- _THE PROBLEM_
In the listing, locate the line containing "Output the text content of this document.", then quote it and all following lines exactly. Omit pictures.
-- begin --
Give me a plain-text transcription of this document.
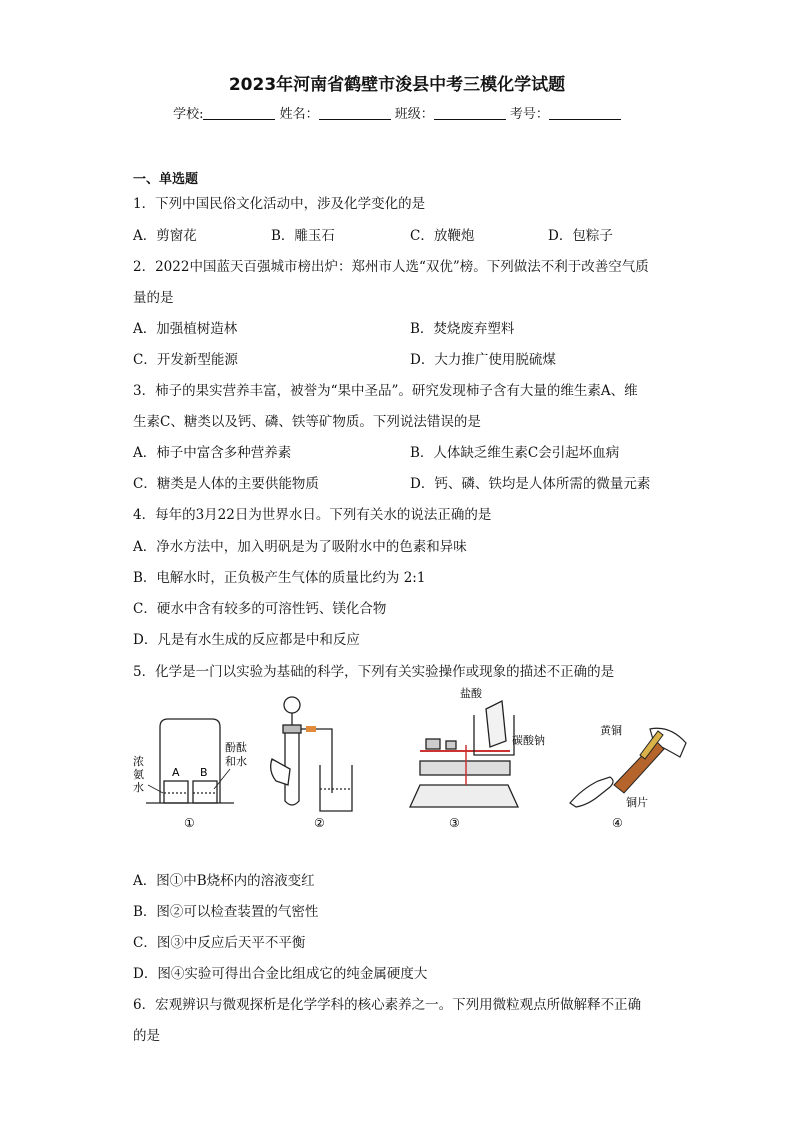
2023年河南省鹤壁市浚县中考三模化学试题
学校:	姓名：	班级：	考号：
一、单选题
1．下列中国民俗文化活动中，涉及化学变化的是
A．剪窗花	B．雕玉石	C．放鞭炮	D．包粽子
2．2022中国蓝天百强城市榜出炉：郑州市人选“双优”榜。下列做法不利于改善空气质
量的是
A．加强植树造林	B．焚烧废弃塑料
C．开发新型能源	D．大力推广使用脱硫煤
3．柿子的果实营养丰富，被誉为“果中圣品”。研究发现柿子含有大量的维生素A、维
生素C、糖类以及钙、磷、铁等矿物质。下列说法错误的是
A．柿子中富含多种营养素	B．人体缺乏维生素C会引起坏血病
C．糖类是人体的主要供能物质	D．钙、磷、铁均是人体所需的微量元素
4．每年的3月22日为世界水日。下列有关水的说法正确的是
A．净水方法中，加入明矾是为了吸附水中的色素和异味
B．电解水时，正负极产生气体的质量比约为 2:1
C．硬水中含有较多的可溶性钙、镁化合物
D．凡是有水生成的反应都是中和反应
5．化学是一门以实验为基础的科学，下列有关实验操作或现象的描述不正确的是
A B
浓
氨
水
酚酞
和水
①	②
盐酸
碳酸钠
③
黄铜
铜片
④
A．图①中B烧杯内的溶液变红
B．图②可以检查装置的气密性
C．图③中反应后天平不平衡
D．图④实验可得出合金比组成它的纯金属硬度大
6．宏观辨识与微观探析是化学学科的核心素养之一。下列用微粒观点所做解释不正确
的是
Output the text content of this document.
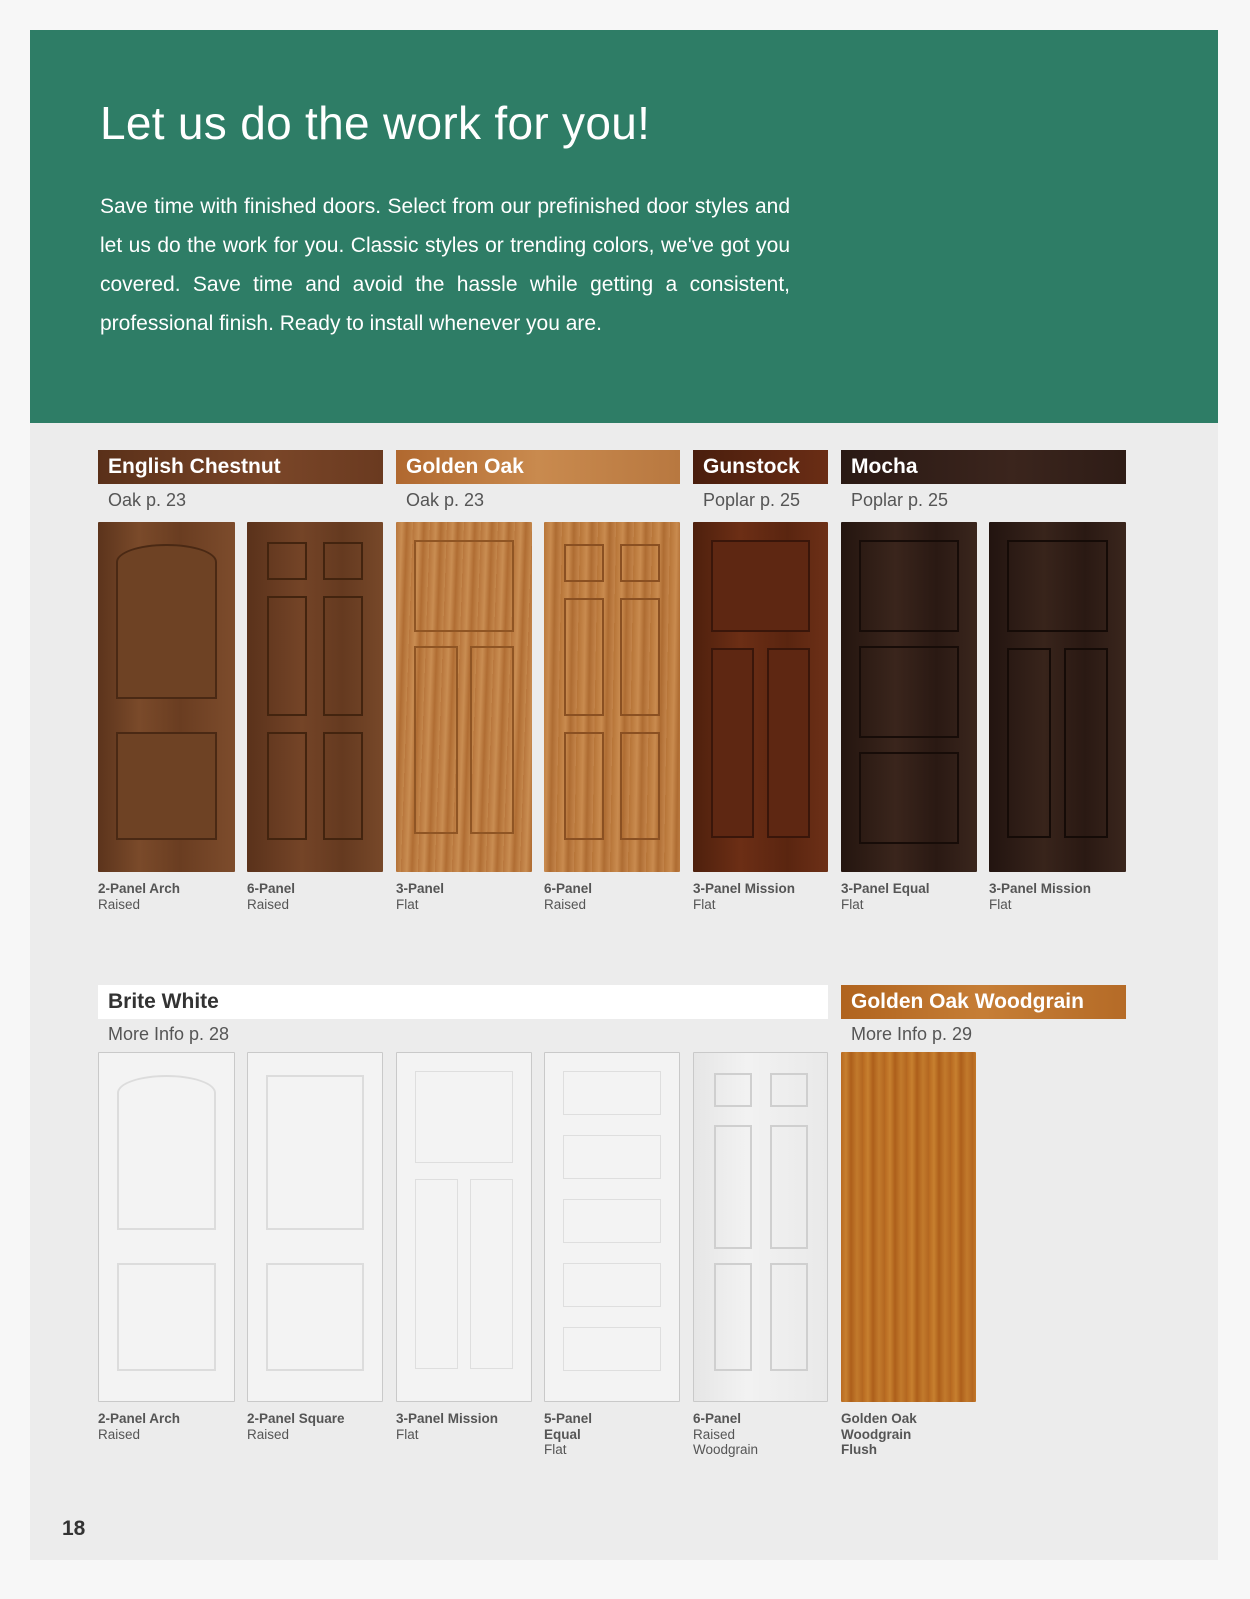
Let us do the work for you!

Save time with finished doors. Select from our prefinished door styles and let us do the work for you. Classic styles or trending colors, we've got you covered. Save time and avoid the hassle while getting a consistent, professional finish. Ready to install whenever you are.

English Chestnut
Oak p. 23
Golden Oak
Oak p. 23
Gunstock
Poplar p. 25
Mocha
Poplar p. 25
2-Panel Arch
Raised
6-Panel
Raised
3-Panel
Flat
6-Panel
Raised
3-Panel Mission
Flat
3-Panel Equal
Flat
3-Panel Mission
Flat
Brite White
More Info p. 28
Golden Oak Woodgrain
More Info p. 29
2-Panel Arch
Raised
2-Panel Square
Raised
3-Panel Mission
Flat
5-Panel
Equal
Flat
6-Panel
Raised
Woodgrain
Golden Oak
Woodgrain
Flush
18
-- end --
- _COMPLETED TASK_
Output the text content of this document.
Let us do the work for you!

Save time with finished doors. Select from our prefinished door styles and let us do the work for you. Classic styles or trending colors, we've got you covered. Save time and avoid the hassle while getting a consistent, professional finish. Ready to install whenever you are.

English Chestnut
Oak p. 23
Golden Oak
Oak p. 23
Gunstock
Poplar p. 25
Mocha
Poplar p. 25
2-Panel Arch
Raised
6-Panel
Raised
3-Panel
Flat
6-Panel
Raised
3-Panel Mission
Flat
3-Panel Equal
Flat
3-Panel Mission
Flat
Brite White
More Info p. 28
Golden Oak Woodgrain
More Info p. 29
2-Panel Arch
Raised
2-Panel Square
Raised
3-Panel Mission
Flat
5-Panel
Equal
Flat
6-Panel
Raised
Woodgrain
Golden Oak
Woodgrain
Flush
18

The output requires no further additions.